__JOB__. Where the data below has the string "offset", return the whole line.

__INFORMATION GIVEN__.
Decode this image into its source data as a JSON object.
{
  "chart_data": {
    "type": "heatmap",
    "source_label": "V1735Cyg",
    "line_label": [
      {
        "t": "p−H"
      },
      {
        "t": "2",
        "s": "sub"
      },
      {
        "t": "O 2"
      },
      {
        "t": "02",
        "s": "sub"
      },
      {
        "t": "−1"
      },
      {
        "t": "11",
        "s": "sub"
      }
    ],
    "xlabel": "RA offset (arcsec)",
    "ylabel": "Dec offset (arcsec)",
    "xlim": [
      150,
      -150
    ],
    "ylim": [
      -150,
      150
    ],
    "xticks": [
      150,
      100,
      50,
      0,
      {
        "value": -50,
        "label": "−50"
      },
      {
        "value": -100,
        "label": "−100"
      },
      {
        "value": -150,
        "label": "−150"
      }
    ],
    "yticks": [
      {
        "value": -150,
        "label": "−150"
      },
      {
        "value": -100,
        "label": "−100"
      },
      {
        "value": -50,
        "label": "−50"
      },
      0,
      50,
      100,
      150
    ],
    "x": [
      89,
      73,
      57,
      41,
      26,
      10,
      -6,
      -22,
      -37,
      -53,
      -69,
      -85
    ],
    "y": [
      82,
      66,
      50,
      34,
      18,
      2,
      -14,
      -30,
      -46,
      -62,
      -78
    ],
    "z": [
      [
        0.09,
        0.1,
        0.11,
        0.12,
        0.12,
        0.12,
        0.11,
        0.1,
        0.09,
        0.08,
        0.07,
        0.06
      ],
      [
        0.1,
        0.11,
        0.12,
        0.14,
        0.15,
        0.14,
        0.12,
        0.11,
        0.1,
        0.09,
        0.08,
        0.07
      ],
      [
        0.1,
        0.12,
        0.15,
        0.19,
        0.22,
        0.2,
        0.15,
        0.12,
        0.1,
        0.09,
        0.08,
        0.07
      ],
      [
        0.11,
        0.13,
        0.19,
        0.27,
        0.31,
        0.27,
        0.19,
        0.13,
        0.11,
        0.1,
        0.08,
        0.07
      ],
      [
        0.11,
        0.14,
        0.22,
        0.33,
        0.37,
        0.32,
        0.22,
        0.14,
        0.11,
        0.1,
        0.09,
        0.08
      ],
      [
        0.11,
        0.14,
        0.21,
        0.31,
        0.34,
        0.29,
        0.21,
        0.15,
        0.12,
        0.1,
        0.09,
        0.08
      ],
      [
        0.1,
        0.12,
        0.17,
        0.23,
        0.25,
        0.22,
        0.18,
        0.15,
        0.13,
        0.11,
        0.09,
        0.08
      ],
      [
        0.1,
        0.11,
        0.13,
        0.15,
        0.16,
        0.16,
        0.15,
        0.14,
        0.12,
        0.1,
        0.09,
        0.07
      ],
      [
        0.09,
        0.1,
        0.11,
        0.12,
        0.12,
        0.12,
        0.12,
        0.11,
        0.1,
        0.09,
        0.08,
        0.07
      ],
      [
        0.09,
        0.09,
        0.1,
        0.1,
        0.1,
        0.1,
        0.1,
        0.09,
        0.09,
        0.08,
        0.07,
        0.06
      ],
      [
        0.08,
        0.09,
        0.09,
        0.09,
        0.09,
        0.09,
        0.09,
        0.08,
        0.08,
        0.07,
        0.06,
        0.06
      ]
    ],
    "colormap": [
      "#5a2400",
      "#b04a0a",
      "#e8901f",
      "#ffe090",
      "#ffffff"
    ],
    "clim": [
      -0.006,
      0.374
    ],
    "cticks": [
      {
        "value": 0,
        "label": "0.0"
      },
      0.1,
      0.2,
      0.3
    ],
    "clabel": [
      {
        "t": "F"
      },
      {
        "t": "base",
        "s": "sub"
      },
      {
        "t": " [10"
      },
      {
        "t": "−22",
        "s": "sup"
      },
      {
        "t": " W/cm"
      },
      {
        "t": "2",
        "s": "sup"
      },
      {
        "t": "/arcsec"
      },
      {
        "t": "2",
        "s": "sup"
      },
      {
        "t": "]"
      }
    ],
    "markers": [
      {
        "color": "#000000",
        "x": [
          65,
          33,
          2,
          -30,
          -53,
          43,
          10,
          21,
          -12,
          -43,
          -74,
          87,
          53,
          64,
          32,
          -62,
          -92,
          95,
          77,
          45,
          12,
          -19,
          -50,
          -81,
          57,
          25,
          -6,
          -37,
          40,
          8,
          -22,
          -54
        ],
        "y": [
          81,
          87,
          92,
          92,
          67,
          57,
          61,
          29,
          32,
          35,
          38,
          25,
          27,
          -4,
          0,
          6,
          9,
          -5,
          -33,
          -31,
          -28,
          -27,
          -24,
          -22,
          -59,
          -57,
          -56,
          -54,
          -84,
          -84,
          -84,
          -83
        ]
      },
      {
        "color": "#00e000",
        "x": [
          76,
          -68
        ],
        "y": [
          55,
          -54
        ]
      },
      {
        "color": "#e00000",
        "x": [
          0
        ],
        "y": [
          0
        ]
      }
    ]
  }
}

__ANSWER FOR THE TASK__.
    "xlabel": "RA offset (arcsec)",
    "ylabel": "Dec offset (arcsec)",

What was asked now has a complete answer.